Work instructions: Sift the material for lines containing "theia", and return them.

(Dataset excerpts)
--------------------------------

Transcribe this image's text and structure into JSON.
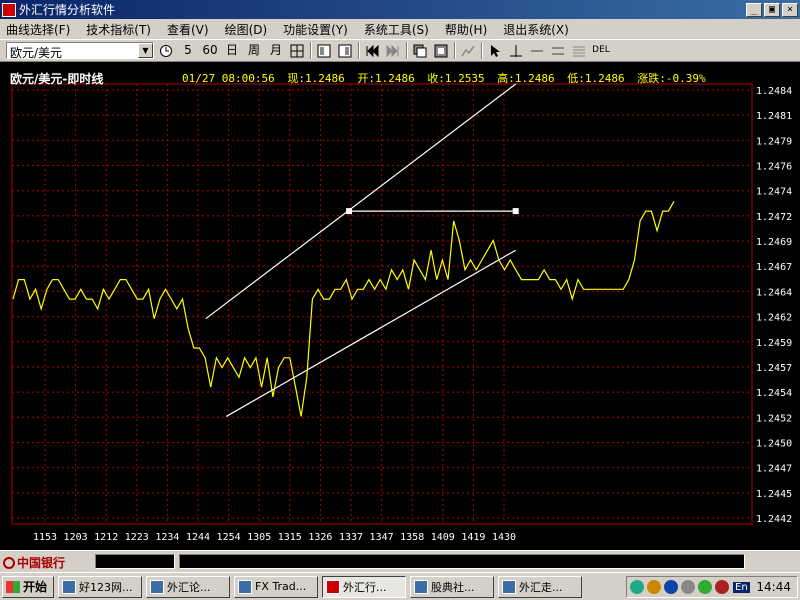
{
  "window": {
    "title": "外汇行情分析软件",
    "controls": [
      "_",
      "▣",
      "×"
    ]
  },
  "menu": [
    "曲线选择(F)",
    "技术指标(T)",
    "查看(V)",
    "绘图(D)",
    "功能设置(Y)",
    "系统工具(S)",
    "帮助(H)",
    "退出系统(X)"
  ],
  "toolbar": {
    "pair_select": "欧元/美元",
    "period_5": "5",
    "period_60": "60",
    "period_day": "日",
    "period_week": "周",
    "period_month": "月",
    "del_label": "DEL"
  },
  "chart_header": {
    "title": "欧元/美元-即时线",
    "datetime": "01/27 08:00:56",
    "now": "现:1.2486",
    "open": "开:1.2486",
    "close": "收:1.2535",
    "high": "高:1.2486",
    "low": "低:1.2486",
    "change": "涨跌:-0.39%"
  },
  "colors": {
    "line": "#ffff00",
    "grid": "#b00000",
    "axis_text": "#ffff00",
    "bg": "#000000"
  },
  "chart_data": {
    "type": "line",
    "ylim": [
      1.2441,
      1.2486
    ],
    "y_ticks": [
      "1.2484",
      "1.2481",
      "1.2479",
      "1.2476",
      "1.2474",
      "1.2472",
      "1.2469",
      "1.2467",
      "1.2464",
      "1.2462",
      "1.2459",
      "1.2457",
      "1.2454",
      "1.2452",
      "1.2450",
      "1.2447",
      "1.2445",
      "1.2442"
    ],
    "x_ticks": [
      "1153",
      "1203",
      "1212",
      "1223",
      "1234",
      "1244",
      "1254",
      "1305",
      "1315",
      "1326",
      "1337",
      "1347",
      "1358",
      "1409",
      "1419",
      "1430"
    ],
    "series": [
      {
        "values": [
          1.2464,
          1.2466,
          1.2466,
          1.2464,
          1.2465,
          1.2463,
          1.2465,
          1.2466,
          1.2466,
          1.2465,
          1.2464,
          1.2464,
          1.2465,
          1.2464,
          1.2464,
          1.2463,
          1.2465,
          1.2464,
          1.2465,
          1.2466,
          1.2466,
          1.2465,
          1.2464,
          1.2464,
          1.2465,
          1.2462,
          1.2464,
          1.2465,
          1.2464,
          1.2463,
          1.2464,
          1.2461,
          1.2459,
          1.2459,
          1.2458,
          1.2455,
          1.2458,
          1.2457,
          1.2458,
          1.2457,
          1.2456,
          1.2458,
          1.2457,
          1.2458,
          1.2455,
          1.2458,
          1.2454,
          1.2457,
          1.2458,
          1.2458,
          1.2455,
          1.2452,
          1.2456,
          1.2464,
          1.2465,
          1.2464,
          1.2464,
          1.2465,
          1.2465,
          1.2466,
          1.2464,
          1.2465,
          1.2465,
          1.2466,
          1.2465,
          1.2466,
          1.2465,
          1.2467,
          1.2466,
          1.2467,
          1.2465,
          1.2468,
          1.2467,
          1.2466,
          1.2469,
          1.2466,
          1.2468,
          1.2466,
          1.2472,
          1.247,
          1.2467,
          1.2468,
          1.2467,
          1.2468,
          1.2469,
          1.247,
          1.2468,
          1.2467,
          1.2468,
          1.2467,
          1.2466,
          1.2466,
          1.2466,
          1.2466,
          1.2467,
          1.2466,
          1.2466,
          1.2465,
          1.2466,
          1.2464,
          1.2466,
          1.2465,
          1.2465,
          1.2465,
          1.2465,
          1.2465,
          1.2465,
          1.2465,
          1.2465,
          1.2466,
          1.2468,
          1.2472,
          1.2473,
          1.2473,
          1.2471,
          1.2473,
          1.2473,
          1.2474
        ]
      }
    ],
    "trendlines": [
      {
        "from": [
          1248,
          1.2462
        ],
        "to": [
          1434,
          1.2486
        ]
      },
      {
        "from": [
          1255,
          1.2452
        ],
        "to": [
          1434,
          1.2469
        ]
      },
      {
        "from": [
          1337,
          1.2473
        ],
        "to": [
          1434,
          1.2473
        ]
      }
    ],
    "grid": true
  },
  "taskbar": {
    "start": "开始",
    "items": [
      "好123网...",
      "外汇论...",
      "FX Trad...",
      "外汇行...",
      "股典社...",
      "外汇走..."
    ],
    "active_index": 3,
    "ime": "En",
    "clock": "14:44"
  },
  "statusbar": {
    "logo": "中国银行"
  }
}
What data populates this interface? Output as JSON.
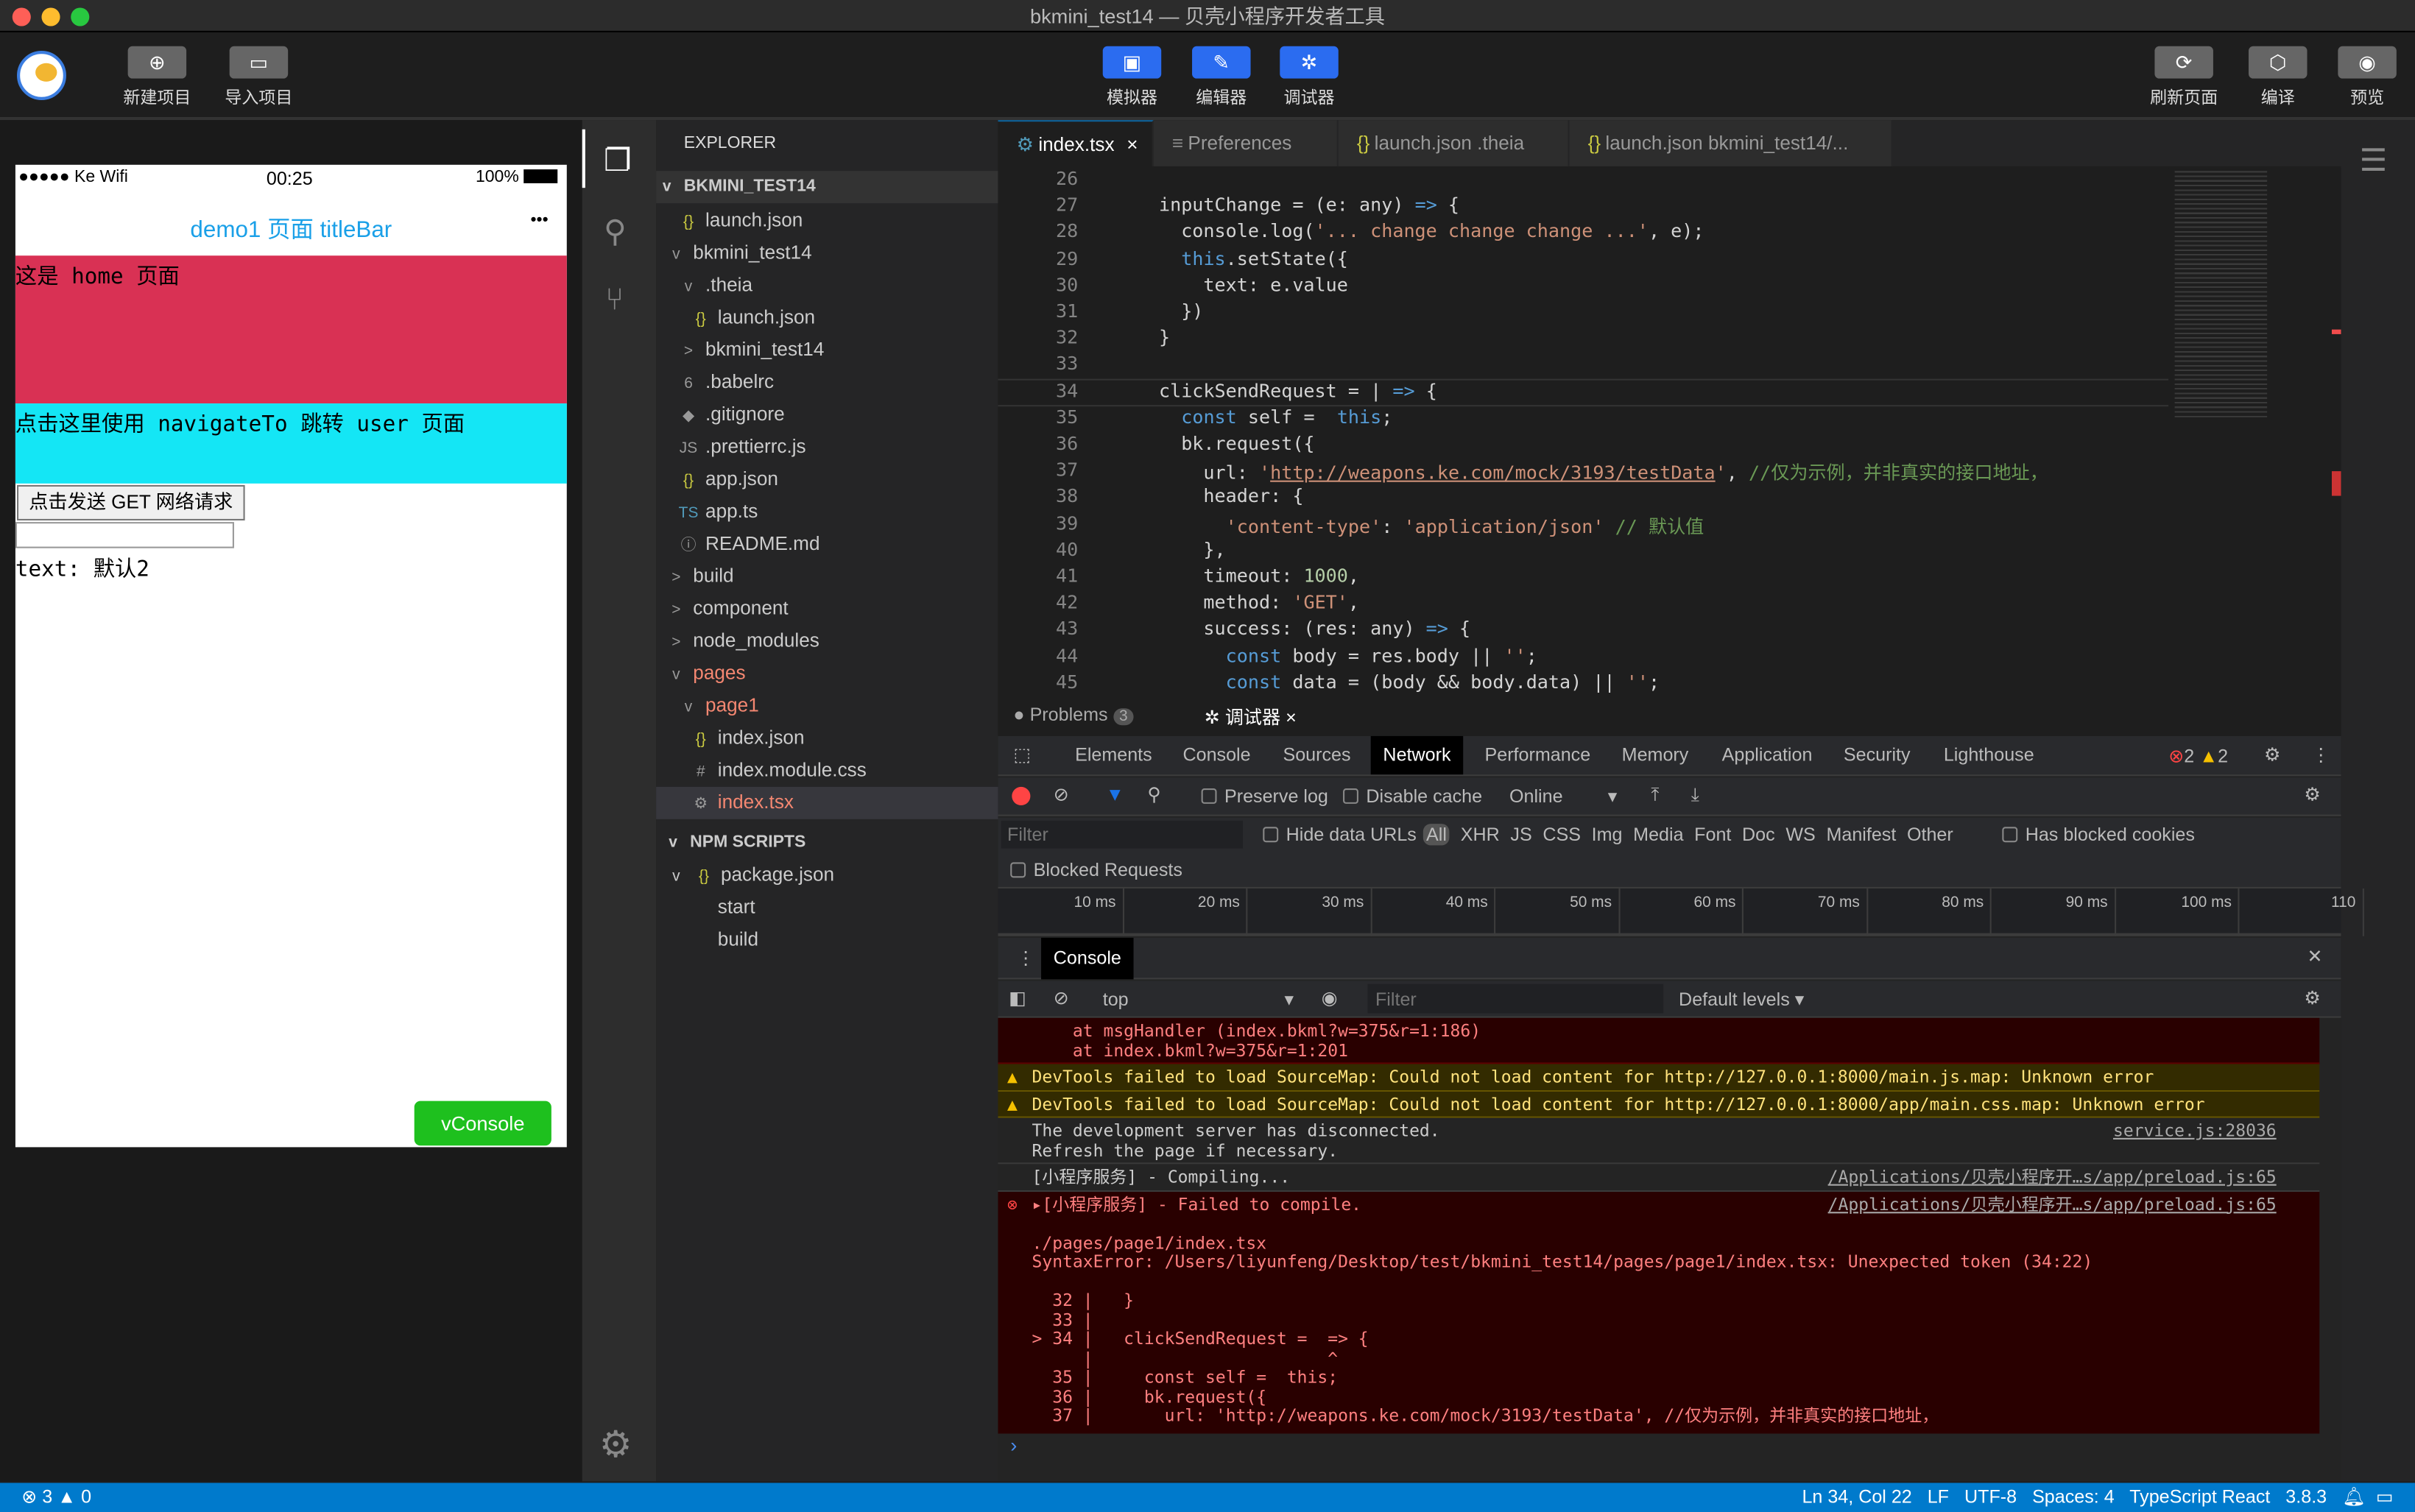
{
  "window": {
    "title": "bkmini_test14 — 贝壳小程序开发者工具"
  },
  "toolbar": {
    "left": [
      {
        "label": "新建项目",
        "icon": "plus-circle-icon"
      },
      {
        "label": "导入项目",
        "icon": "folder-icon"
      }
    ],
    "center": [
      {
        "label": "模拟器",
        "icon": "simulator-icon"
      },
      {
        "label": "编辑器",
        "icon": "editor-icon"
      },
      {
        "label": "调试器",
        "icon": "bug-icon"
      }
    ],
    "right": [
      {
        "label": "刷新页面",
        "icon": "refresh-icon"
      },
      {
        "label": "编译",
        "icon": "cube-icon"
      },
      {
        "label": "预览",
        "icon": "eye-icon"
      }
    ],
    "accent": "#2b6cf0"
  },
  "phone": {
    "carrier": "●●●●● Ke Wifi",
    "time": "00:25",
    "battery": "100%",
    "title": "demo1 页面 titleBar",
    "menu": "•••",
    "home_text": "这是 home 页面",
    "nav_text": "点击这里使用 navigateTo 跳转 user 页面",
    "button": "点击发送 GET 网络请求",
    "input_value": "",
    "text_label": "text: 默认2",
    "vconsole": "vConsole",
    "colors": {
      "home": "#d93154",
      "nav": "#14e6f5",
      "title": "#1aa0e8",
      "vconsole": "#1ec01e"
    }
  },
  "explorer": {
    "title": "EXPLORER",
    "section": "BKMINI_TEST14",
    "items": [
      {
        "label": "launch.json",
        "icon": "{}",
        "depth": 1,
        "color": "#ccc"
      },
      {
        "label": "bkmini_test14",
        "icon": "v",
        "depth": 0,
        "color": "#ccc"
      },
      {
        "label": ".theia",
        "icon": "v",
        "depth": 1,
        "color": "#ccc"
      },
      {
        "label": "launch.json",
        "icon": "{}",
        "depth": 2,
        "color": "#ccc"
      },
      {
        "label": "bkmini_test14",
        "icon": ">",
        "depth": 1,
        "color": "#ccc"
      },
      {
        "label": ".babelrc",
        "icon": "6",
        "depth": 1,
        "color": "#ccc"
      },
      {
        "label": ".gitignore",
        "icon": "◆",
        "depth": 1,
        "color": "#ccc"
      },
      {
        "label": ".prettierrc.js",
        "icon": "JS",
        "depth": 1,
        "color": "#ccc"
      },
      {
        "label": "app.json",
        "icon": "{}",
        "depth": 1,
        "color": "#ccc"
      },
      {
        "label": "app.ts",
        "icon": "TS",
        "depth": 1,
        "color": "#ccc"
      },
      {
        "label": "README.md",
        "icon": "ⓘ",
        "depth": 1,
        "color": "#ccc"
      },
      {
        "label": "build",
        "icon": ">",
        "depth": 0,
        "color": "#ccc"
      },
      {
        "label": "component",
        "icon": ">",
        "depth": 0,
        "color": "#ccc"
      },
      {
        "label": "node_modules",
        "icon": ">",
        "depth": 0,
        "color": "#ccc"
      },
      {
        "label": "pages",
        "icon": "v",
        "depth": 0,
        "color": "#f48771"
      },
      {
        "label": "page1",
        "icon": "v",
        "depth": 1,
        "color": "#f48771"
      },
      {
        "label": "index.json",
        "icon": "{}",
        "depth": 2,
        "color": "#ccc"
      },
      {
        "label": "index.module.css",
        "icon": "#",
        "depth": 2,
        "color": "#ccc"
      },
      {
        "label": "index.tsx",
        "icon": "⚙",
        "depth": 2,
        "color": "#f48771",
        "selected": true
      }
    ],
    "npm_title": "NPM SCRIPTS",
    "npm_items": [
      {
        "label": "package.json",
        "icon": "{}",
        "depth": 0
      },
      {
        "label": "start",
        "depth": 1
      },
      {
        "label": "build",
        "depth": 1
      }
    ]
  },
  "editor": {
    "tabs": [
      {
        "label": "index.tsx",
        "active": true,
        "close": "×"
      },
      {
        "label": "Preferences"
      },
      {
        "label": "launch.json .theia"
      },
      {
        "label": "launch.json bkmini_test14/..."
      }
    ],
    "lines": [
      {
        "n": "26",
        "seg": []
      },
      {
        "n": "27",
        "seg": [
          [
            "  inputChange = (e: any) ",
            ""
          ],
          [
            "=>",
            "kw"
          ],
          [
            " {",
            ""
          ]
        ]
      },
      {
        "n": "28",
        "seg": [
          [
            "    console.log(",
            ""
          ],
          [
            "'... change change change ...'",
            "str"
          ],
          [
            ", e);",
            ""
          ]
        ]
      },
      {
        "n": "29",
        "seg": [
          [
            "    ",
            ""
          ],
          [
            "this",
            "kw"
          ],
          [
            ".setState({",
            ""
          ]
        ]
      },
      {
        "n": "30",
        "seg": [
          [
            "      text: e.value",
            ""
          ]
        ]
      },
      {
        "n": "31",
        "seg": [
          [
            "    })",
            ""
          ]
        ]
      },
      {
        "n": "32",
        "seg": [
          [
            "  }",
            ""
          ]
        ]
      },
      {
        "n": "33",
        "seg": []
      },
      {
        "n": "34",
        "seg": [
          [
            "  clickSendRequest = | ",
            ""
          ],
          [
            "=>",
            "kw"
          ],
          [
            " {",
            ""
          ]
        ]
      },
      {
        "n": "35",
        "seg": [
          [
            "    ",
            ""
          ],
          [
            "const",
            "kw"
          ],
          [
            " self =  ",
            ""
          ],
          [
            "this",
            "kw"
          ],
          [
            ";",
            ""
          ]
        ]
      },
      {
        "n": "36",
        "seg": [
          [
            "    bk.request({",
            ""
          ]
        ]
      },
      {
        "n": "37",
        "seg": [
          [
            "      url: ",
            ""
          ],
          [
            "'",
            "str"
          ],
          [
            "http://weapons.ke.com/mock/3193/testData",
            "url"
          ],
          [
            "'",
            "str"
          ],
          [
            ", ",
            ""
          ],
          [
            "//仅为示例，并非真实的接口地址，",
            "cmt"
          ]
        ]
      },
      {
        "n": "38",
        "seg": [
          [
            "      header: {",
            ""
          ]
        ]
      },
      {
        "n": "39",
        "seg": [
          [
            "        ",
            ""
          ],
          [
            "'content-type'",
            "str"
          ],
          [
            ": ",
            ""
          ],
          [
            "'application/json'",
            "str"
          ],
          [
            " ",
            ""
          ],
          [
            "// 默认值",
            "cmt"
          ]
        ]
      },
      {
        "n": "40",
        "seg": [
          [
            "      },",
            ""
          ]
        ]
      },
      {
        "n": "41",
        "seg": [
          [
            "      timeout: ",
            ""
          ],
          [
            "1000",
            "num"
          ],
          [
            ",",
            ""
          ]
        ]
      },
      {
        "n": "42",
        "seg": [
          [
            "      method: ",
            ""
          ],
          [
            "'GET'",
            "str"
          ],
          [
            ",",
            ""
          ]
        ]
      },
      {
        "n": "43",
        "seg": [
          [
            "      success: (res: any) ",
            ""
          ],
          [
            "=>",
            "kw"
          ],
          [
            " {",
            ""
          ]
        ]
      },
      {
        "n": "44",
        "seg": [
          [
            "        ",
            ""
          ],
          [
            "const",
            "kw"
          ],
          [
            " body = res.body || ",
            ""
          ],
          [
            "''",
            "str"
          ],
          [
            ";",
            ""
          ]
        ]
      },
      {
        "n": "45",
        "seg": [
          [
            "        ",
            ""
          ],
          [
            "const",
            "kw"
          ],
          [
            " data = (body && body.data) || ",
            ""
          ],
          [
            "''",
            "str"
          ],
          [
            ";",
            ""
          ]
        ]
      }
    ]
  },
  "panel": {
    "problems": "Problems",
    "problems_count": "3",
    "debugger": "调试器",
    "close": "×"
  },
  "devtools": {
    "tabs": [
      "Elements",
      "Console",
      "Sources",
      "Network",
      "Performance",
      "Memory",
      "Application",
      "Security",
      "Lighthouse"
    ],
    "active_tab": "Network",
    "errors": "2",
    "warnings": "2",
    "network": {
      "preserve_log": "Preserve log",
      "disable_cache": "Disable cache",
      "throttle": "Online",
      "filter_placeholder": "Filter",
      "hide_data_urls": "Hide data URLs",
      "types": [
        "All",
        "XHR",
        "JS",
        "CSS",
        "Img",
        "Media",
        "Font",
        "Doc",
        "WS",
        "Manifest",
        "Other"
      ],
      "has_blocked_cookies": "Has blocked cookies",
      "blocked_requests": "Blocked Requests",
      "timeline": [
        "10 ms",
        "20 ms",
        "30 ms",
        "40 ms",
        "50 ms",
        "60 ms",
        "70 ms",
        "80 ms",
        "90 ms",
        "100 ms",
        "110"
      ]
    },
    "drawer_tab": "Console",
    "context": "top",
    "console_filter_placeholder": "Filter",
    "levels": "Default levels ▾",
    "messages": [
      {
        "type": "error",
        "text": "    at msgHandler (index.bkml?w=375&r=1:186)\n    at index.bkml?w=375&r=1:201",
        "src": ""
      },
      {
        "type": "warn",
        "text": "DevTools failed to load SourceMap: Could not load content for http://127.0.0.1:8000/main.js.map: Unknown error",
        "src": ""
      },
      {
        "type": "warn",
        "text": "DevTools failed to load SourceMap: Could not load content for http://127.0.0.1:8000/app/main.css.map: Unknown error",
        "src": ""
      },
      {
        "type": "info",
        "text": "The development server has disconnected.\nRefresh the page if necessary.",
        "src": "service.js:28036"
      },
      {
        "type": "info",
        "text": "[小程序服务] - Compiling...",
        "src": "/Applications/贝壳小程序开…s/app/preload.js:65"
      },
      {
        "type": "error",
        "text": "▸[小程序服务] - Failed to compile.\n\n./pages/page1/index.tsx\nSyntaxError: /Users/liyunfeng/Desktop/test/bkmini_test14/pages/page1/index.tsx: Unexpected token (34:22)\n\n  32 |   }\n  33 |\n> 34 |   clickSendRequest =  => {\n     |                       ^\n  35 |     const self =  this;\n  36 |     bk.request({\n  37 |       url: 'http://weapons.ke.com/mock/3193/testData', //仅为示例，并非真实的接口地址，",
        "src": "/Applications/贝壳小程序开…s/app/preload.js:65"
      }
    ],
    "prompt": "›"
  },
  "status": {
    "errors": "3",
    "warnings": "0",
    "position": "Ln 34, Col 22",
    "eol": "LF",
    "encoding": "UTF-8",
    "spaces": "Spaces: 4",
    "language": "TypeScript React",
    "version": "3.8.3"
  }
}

--------------------------------

Answer to this task:
        "label": ".theia",
        "label": "launch.json .theia"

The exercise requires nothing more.